» PROBLEM STATEMENT
Of the lines in this material, how many contain "Capacity"? Answer with a single number only.

begin DATA SHOWN

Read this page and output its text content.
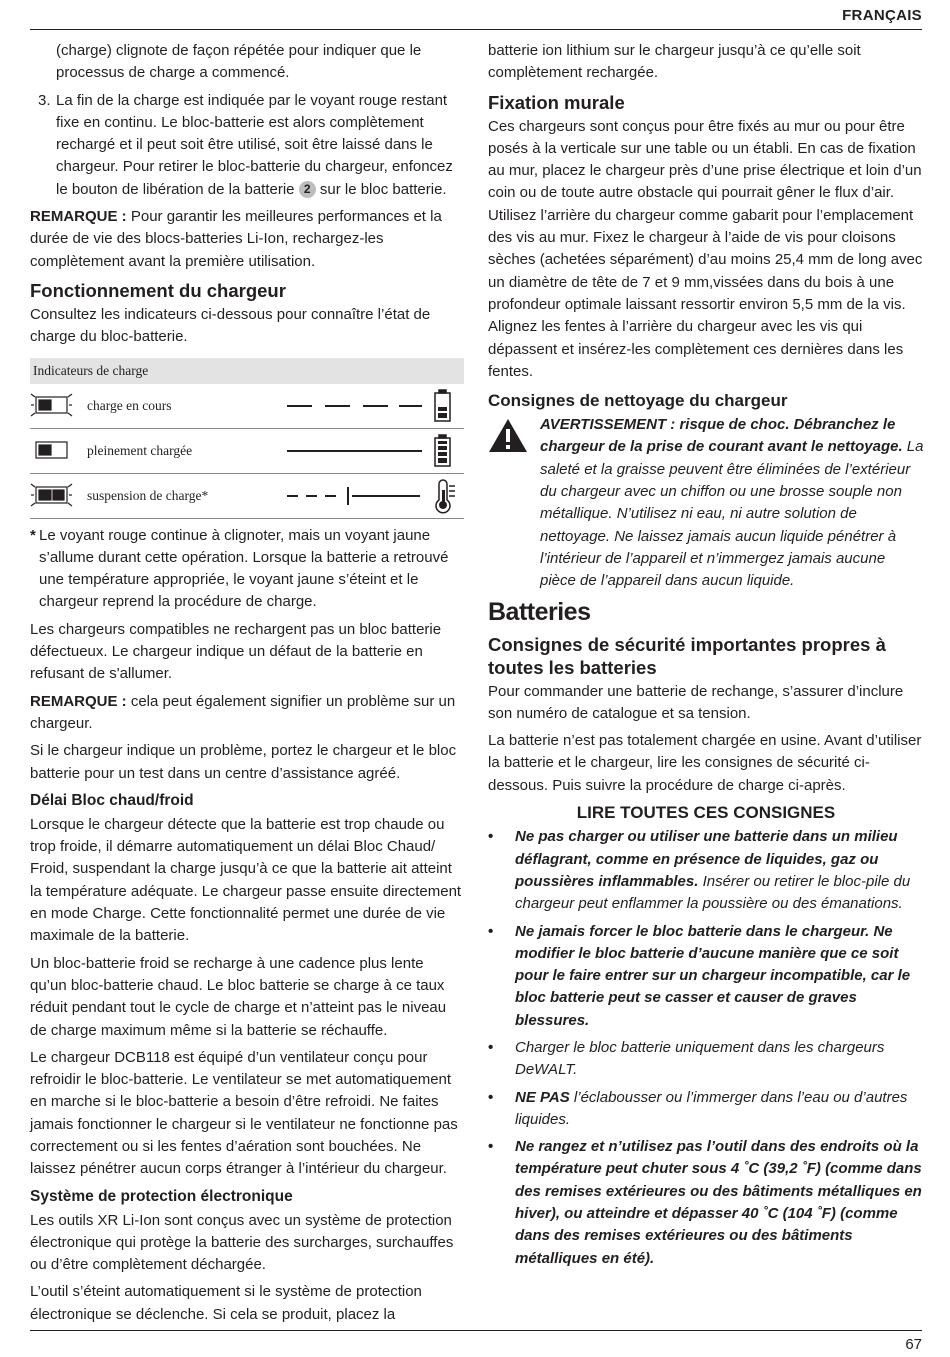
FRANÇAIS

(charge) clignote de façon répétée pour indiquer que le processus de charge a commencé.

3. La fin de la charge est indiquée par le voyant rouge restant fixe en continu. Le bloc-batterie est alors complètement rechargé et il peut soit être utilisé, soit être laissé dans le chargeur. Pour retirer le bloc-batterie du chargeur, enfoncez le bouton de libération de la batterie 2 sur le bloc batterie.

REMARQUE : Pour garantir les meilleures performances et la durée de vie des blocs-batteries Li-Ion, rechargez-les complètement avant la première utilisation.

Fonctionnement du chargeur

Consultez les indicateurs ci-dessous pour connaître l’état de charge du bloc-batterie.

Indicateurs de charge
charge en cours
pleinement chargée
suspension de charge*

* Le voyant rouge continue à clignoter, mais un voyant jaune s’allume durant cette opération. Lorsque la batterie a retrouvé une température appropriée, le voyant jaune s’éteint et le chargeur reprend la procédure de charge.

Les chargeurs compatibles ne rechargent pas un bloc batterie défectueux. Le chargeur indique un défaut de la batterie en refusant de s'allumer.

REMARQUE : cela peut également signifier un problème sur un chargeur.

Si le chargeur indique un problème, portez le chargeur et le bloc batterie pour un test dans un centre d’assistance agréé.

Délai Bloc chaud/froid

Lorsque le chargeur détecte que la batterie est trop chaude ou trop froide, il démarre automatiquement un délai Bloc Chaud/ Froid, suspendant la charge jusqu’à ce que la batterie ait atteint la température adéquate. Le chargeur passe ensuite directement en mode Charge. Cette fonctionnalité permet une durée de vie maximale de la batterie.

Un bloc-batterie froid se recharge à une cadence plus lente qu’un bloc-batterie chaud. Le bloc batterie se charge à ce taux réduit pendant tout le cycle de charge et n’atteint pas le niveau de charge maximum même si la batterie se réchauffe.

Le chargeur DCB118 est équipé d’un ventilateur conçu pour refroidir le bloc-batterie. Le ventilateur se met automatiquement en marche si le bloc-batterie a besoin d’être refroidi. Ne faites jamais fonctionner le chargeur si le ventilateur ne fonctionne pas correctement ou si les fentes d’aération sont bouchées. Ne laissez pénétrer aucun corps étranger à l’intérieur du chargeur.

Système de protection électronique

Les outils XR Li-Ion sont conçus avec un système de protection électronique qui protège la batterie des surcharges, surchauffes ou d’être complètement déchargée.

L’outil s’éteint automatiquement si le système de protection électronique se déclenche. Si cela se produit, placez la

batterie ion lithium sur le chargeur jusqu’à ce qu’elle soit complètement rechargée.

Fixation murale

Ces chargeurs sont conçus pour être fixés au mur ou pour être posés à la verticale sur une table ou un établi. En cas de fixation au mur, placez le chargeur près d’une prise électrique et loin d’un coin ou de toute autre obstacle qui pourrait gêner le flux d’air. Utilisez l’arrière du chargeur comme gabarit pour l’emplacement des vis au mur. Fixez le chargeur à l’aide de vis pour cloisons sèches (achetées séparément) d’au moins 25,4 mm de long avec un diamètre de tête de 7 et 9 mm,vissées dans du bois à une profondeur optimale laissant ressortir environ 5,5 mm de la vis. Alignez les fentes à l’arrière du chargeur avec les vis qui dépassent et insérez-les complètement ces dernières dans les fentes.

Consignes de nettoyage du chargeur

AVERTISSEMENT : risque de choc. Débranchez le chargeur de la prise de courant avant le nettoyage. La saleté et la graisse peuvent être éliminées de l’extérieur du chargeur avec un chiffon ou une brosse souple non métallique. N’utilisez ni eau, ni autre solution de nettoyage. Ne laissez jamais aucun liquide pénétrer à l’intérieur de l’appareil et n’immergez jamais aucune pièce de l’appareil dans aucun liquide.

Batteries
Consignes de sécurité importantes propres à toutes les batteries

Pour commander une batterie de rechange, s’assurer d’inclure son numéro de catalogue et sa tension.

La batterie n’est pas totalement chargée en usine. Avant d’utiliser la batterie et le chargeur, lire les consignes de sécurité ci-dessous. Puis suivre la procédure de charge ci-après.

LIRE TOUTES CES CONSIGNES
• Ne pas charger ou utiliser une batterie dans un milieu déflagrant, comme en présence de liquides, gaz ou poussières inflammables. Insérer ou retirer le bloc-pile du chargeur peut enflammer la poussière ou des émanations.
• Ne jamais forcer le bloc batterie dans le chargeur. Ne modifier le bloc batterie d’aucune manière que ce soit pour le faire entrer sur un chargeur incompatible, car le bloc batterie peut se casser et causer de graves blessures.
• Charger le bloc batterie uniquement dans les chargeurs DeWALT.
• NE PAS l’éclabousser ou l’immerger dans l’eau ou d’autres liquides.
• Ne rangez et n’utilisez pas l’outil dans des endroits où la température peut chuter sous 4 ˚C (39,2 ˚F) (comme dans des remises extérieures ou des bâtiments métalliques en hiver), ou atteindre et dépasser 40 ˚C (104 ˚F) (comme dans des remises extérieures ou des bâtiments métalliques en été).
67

end DATA SHOWN
begin DATA SHOWN

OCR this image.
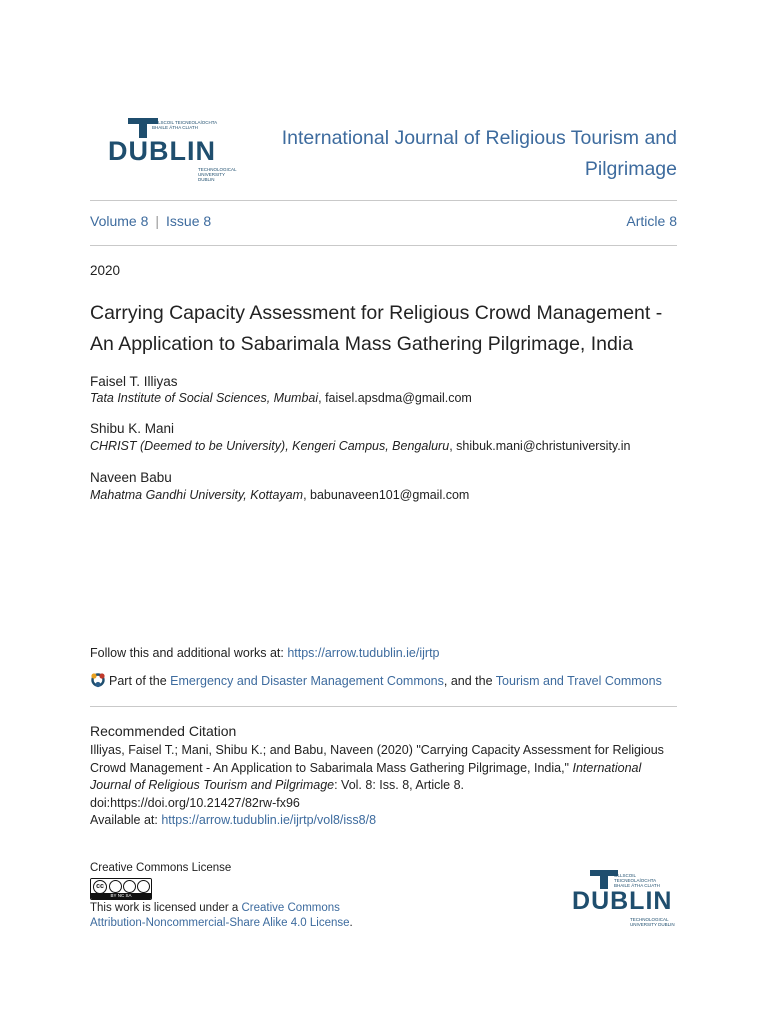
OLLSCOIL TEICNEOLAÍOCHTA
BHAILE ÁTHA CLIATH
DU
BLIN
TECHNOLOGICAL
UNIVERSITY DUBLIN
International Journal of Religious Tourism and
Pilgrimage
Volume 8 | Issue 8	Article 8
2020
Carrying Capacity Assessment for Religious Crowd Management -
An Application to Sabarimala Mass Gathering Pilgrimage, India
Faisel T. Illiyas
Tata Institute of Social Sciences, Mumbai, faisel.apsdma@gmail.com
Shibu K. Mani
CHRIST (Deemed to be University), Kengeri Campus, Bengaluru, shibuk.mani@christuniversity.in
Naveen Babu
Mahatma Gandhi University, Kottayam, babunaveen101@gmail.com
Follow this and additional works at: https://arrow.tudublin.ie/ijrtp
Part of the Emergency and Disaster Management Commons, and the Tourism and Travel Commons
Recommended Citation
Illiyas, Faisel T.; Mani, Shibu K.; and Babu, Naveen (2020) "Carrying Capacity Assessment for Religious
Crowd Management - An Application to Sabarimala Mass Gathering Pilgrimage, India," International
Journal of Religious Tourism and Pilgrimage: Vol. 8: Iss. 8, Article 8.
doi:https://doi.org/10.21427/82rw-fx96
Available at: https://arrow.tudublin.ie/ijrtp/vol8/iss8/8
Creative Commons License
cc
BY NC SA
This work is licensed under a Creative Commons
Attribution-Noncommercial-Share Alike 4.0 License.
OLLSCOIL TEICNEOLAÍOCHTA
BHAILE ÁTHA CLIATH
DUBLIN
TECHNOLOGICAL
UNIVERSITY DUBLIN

end DATA SHOWN
begin DATA SHOWN

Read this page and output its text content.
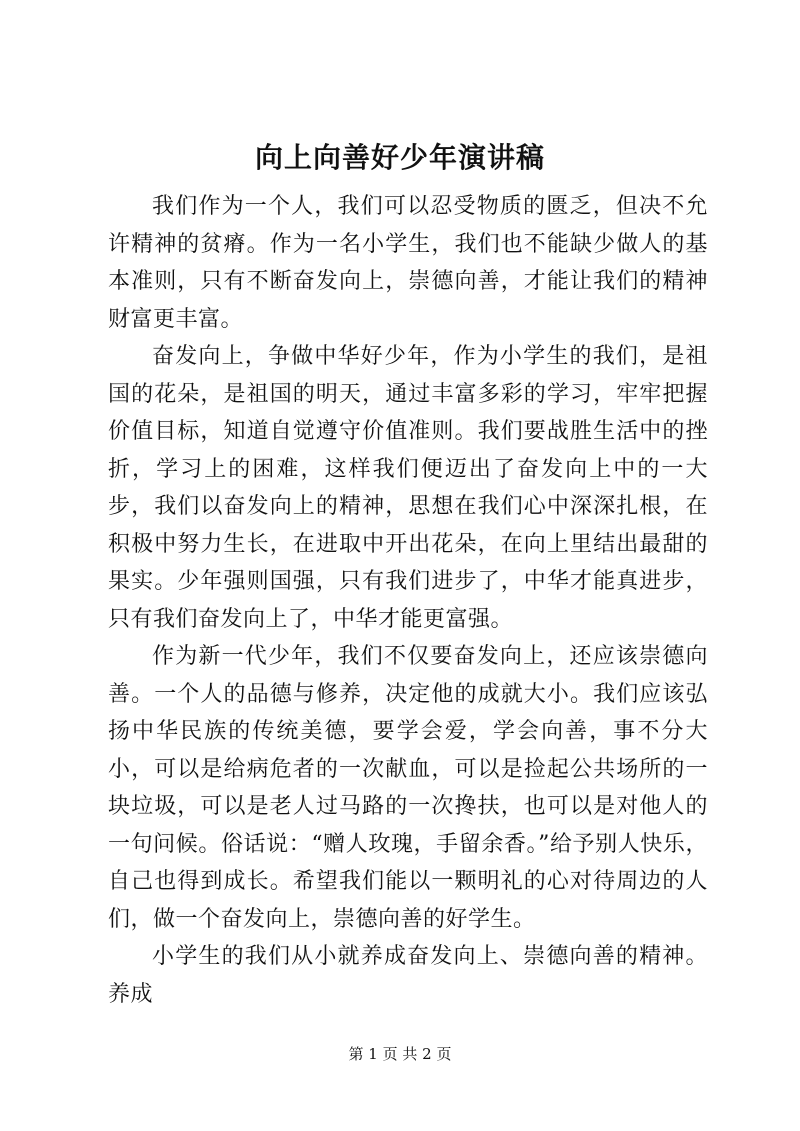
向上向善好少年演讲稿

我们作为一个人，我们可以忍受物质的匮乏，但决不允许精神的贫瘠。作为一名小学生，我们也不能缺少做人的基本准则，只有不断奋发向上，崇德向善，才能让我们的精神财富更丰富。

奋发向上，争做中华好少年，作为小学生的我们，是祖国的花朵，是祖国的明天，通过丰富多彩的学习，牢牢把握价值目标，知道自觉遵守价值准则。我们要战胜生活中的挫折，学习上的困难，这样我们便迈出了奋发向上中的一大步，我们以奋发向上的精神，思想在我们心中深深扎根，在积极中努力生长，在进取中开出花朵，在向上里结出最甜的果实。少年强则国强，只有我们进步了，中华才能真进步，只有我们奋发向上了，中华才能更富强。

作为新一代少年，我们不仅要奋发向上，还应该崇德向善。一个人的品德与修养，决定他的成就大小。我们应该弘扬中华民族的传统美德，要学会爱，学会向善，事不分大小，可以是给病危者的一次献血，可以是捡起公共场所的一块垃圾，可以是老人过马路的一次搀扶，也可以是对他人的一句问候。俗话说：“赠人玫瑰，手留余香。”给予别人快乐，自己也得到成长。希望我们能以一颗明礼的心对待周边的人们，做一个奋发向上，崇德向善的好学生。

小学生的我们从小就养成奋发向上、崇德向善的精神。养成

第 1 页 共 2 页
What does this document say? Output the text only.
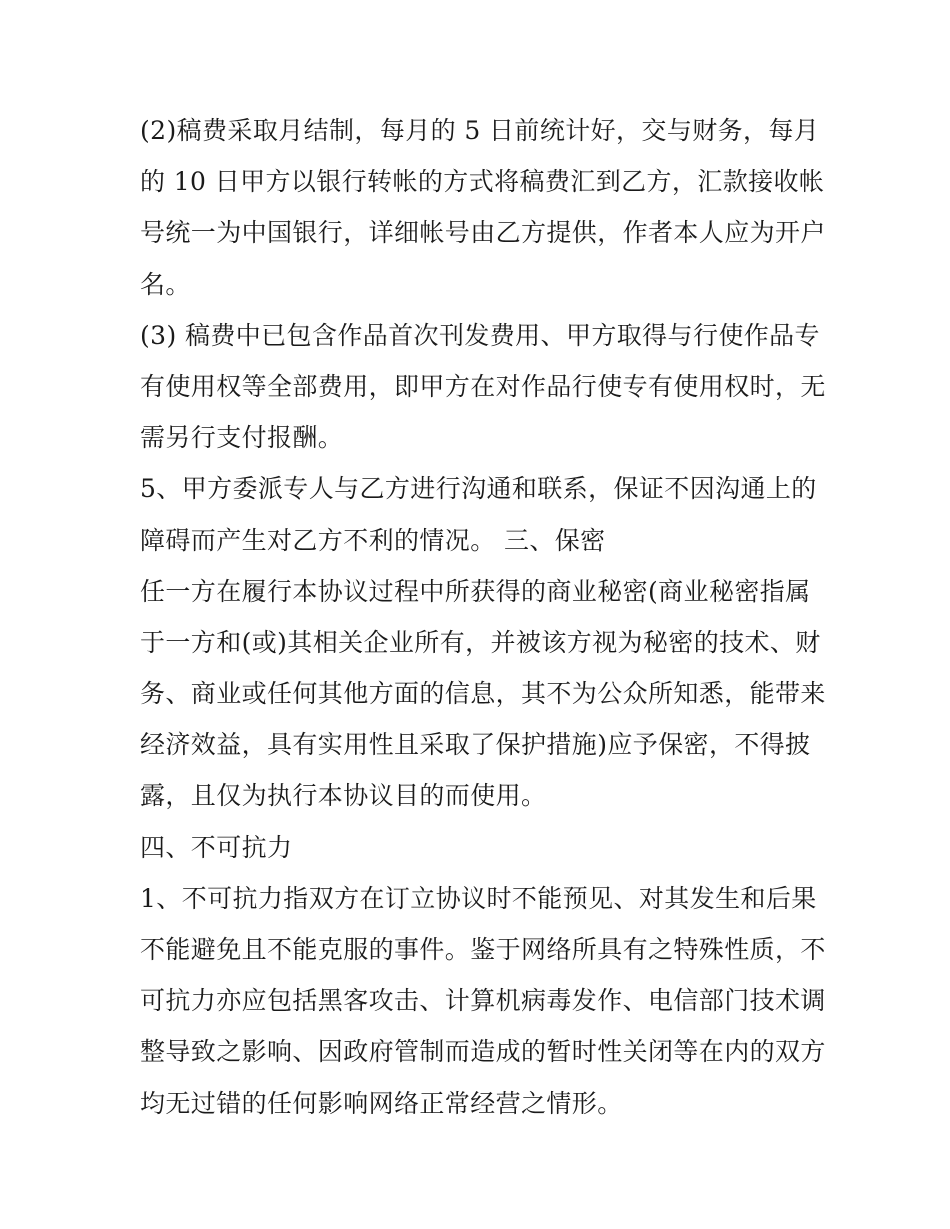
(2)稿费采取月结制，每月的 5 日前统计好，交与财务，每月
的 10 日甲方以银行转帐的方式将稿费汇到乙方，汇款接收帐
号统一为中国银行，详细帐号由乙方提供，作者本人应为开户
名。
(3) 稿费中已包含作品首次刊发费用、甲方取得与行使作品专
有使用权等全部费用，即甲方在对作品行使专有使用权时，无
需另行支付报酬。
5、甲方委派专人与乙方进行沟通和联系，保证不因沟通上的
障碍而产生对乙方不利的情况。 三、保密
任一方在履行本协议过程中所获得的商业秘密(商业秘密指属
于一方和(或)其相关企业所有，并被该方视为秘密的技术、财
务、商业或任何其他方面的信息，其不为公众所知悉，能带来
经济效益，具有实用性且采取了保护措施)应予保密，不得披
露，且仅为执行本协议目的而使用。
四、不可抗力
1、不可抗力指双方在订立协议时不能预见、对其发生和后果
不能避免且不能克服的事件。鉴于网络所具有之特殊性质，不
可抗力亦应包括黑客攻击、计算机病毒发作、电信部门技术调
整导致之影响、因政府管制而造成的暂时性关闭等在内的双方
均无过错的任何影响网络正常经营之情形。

end DATA SHOWN

» RESULT OF THE TASK
2